- **Required work**
Repeat the entries that follow verbatim, without any of their pictures.

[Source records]
================
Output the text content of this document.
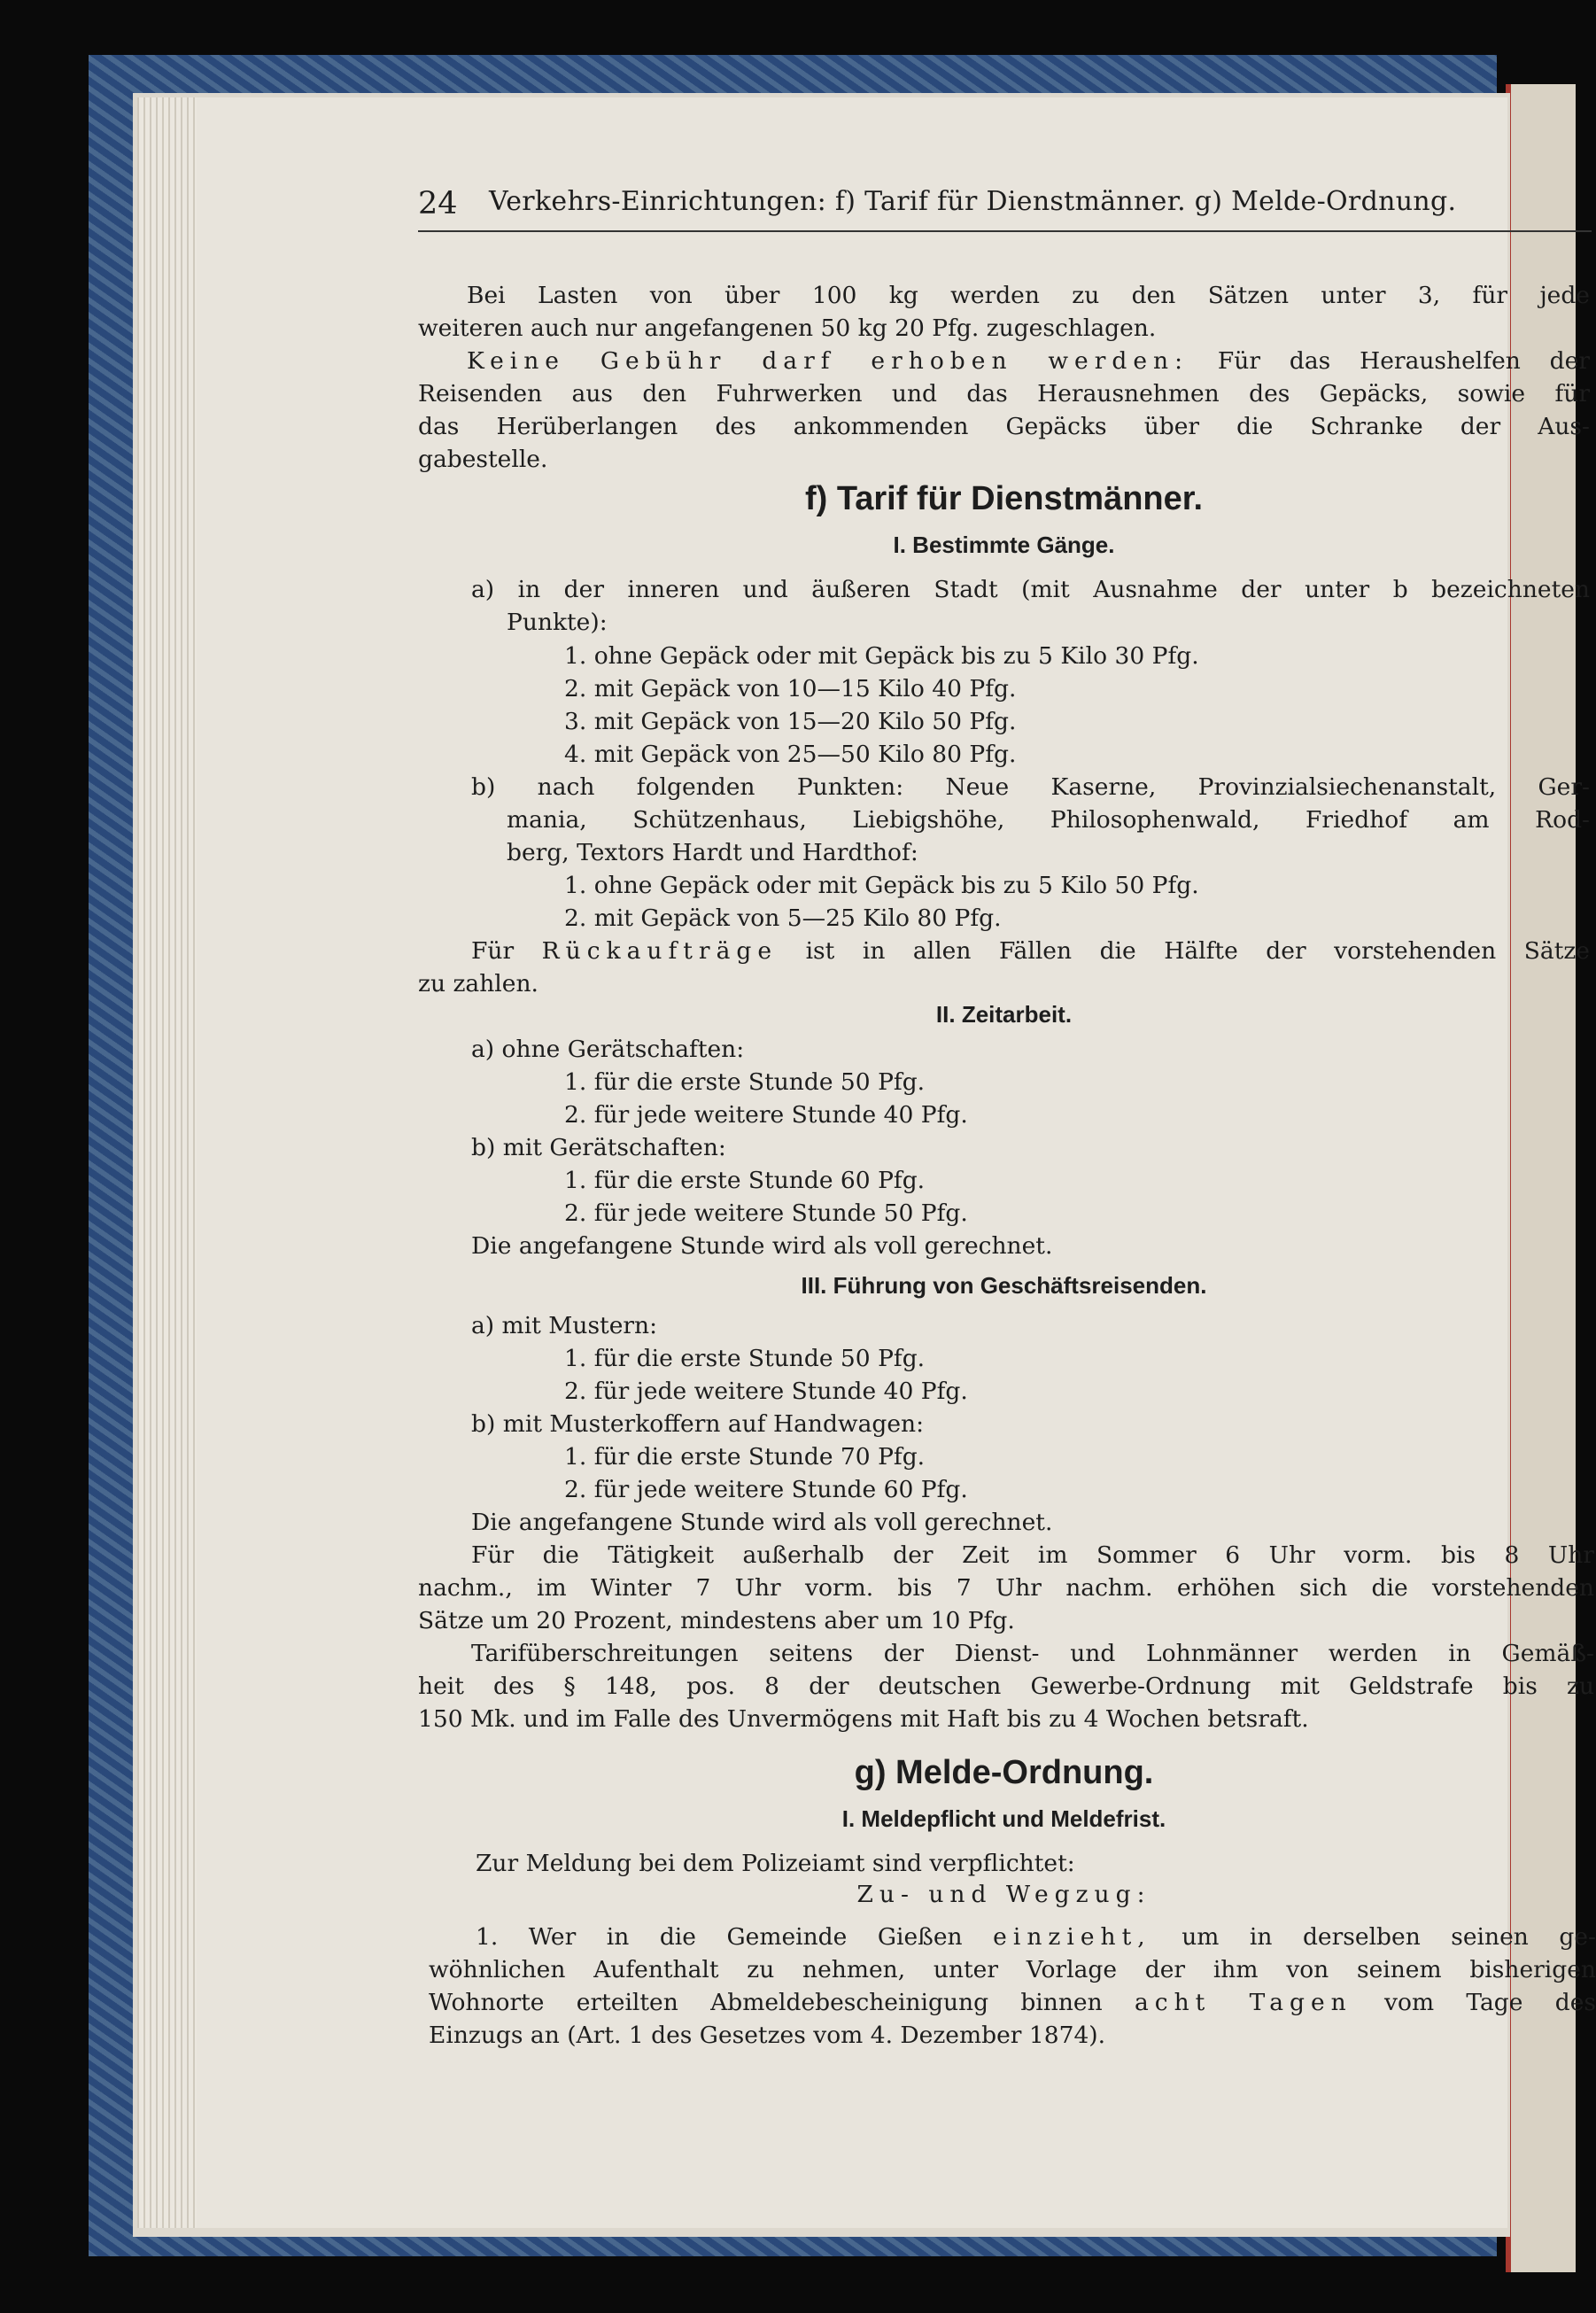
24 Verkehrs-Einrichtungen: f) Tarif für Dienstmänner. g) Melde-Ordnung.
Bei Lasten von über 100 kg werden zu den Sätzen unter 3, für jede
weiteren auch nur angefangenen 50 kg 20 Pfg. zugeschlagen.
Keine Gebühr darf erhoben werden: Für das Heraushelfen der
Reisenden aus den Fuhrwerken und das Herausnehmen des Gepäcks, sowie für
das Herüberlangen des ankommenden Gepäcks über die Schranke der Aus-
gabestelle.
f) Tarif für Dienstmänner.
I. Bestimmte Gänge.
a) in der inneren und äußeren Stadt (mit Ausnahme der unter b bezeichneten
Punkte):
1. ohne Gepäck oder mit Gepäck bis zu 5 Kilo 30 Pfg.
2. mit Gepäck von 10—15 Kilo 40 Pfg.
3. mit Gepäck von 15—20 Kilo 50 Pfg.
4. mit Gepäck von 25—50 Kilo 80 Pfg.
b) nach folgenden Punkten: Neue Kaserne, Provinzialsiechenanstalt, Ger-
mania, Schützenhaus, Liebigshöhe, Philosophenwald, Friedhof am Rod-
berg, Textors Hardt und Hardthof:
1. ohne Gepäck oder mit Gepäck bis zu 5 Kilo 50 Pfg.
2. mit Gepäck von 5—25 Kilo 80 Pfg.
Für Rückaufträge ist in allen Fällen die Hälfte der vorstehenden Sätze
zu zahlen.
II. Zeitarbeit.
a) ohne Gerätschaften:
1. für die erste Stunde 50 Pfg.
2. für jede weitere Stunde 40 Pfg.
b) mit Gerätschaften:
1. für die erste Stunde 60 Pfg.
2. für jede weitere Stunde 50 Pfg.
Die angefangene Stunde wird als voll gerechnet.
III. Führung von Geschäftsreisenden.
a) mit Mustern:
1. für die erste Stunde 50 Pfg.
2. für jede weitere Stunde 40 Pfg.
b) mit Musterkoffern auf Handwagen:
1. für die erste Stunde 70 Pfg.
2. für jede weitere Stunde 60 Pfg.
Die angefangene Stunde wird als voll gerechnet.
Für die Tätigkeit außerhalb der Zeit im Sommer 6 Uhr vorm. bis 8 Uhr
nachm., im Winter 7 Uhr vorm. bis 7 Uhr nachm. erhöhen sich die vorstehenden
Sätze um 20 Prozent, mindestens aber um 10 Pfg.
Tarifüberschreitungen seitens der Dienst- und Lohnmänner werden in Gemäß-
heit des § 148, pos. 8 der deutschen Gewerbe-Ordnung mit Geldstrafe bis zu
150 Mk. und im Falle des Unvermögens mit Haft bis zu 4 Wochen betsraft.
g) Melde-Ordnung.
I. Meldepflicht und Meldefrist.
Zur Meldung bei dem Polizeiamt sind verpflichtet:
Zu- und Wegzug:
1. Wer in die Gemeinde Gießen einzieht, um in derselben seinen ge-
wöhnlichen Aufenthalt zu nehmen, unter Vorlage der ihm von seinem bisherigen
Wohnorte erteilten Abmeldebescheinigung binnen acht Tagen vom Tage des
Einzugs an (Art. 1 des Gesetzes vom 4. Dezember 1874).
================
- **Written answer**
Output the text content of this document.
24 Verkehrs-Einrichtungen: f) Tarif für Dienstmänner. g) Melde-Ordnung.
Bei Lasten von über 100 kg werden zu den Sätzen unter 3, für jede
weiteren auch nur angefangenen 50 kg 20 Pfg. zugeschlagen.
Keine Gebühr darf erhoben werden: Für das Heraushelfen der
Reisenden aus den Fuhrwerken und das Herausnehmen des Gepäcks, sowie für
das Herüberlangen des ankommenden Gepäcks über die Schranke der Aus-
gabestelle.
f) Tarif für Dienstmänner.
I. Bestimmte Gänge.
a) in der inneren und äußeren Stadt (mit Ausnahme der unter b bezeichneten
Punkte):
1. ohne Gepäck oder mit Gepäck bis zu 5 Kilo 30 Pfg.
2. mit Gepäck von 10—15 Kilo 40 Pfg.
3. mit Gepäck von 15—20 Kilo 50 Pfg.
4. mit Gepäck von 25—50 Kilo 80 Pfg.
b) nach folgenden Punkten: Neue Kaserne, Provinzialsiechenanstalt, Ger-
mania, Schützenhaus, Liebigshöhe, Philosophenwald, Friedhof am Rod-
berg, Textors Hardt und Hardthof:
1. ohne Gepäck oder mit Gepäck bis zu 5 Kilo 50 Pfg.
2. mit Gepäck von 5—25 Kilo 80 Pfg.
Für Rückaufträge ist in allen Fällen die Hälfte der vorstehenden Sätze
zu zahlen.
II. Zeitarbeit.
a) ohne Gerätschaften:
1. für die erste Stunde 50 Pfg.
2. für jede weitere Stunde 40 Pfg.
b) mit Gerätschaften:
1. für die erste Stunde 60 Pfg.
2. für jede weitere Stunde 50 Pfg.
Die angefangene Stunde wird als voll gerechnet.
III. Führung von Geschäftsreisenden.
a) mit Mustern:
1. für die erste Stunde 50 Pfg.
2. für jede weitere Stunde 40 Pfg.
b) mit Musterkoffern auf Handwagen:
1. für die erste Stunde 70 Pfg.
2. für jede weitere Stunde 60 Pfg.
Die angefangene Stunde wird als voll gerechnet.
Für die Tätigkeit außerhalb der Zeit im Sommer 6 Uhr vorm. bis 8 Uhr
nachm., im Winter 7 Uhr vorm. bis 7 Uhr nachm. erhöhen sich die vorstehenden
Sätze um 20 Prozent, mindestens aber um 10 Pfg.
Tarifüberschreitungen seitens der Dienst- und Lohnmänner werden in Gemäß-
heit des § 148, pos. 8 der deutschen Gewerbe-Ordnung mit Geldstrafe bis zu
150 Mk. und im Falle des Unvermögens mit Haft bis zu 4 Wochen betsraft.
g) Melde-Ordnung.
I. Meldepflicht und Meldefrist.
Zur Meldung bei dem Polizeiamt sind verpflichtet:
Zu- und Wegzug:
1. Wer in die Gemeinde Gießen einzieht, um in derselben seinen ge-
wöhnlichen Aufenthalt zu nehmen, unter Vorlage der ihm von seinem bisherigen
Wohnorte erteilten Abmeldebescheinigung binnen acht Tagen vom Tage des
Einzugs an (Art. 1 des Gesetzes vom 4. Dezember 1874).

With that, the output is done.